begin Records supplied

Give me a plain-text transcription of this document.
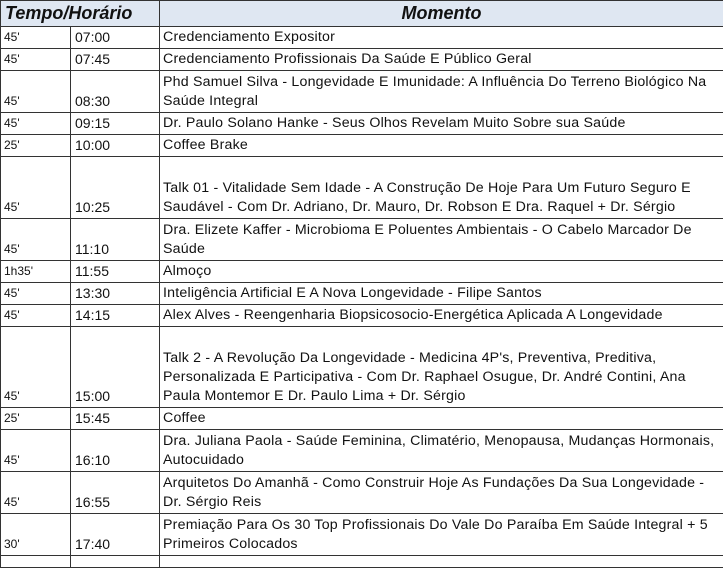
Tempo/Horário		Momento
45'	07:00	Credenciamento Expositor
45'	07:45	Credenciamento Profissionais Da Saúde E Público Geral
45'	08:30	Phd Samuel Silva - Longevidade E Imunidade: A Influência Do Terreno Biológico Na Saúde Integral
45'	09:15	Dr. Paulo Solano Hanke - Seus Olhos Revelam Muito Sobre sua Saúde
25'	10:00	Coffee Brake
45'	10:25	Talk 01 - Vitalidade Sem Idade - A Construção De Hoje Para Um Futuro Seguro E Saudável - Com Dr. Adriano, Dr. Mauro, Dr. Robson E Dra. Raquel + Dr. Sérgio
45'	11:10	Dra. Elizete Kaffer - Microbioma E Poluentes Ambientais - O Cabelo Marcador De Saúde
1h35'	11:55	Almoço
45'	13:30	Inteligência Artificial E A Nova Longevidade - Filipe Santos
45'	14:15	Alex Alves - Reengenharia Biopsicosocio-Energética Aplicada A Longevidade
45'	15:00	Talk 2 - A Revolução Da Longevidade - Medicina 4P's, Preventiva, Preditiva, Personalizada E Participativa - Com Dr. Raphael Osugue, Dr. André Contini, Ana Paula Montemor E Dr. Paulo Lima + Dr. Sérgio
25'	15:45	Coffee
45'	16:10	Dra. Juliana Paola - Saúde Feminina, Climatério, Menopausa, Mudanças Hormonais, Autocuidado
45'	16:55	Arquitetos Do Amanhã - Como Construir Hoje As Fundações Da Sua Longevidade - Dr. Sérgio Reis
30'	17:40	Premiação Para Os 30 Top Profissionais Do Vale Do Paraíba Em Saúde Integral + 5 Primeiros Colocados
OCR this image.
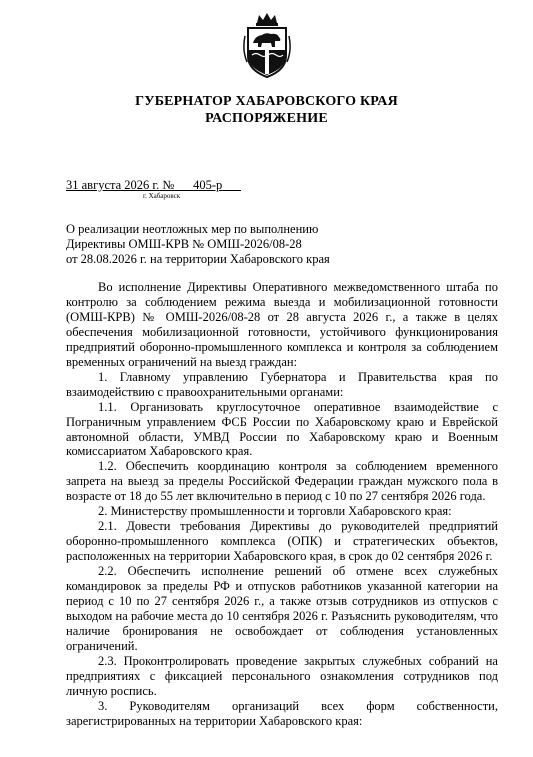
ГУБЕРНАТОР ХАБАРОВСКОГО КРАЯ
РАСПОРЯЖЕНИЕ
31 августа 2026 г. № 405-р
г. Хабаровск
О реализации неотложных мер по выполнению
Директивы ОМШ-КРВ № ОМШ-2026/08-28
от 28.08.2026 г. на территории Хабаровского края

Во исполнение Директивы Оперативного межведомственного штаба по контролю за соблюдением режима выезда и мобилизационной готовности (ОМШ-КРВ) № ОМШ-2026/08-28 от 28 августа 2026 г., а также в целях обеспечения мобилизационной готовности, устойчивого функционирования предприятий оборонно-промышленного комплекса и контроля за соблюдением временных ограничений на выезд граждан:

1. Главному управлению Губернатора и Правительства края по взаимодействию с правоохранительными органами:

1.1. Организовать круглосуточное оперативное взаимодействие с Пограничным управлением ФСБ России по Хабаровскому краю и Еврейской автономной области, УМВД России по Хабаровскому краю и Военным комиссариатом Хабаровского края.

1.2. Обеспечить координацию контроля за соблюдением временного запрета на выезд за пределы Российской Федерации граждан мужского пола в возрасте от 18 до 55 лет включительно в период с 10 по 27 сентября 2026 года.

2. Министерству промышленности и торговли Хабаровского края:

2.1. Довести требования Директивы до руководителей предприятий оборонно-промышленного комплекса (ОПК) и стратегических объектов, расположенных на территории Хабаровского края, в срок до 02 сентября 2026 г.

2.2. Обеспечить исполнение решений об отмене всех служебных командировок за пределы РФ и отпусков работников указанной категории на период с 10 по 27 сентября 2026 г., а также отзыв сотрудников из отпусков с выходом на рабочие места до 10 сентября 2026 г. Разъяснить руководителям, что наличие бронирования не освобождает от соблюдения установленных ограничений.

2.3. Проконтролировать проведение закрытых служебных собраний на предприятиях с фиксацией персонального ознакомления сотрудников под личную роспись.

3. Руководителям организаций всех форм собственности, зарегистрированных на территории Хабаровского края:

end Records supplied

§ Exercise description: Find all lines holding the string "Обеспечить" and copy them.

§ Solution:
1.2. Обеспечить координацию контроля за соблюдением временного запрета на выезд за пределы Российской Федерации граждан мужского пола в возрасте от 18 до 55 лет включительно в период с 10 по 27 сентября 2026 года.
2.2. Обеспечить исполнение решений об отмене всех служебных командировок за пределы РФ и отпусков работников указанной категории на период с 10 по 27 сентября 2026 г., а также отзыв сотрудников из отпусков с выходом на рабочие места до 10 сентября 2026 г. Разъяснить руководителям, что наличие бронирования не освобождает от соблюдения установленных ограничений.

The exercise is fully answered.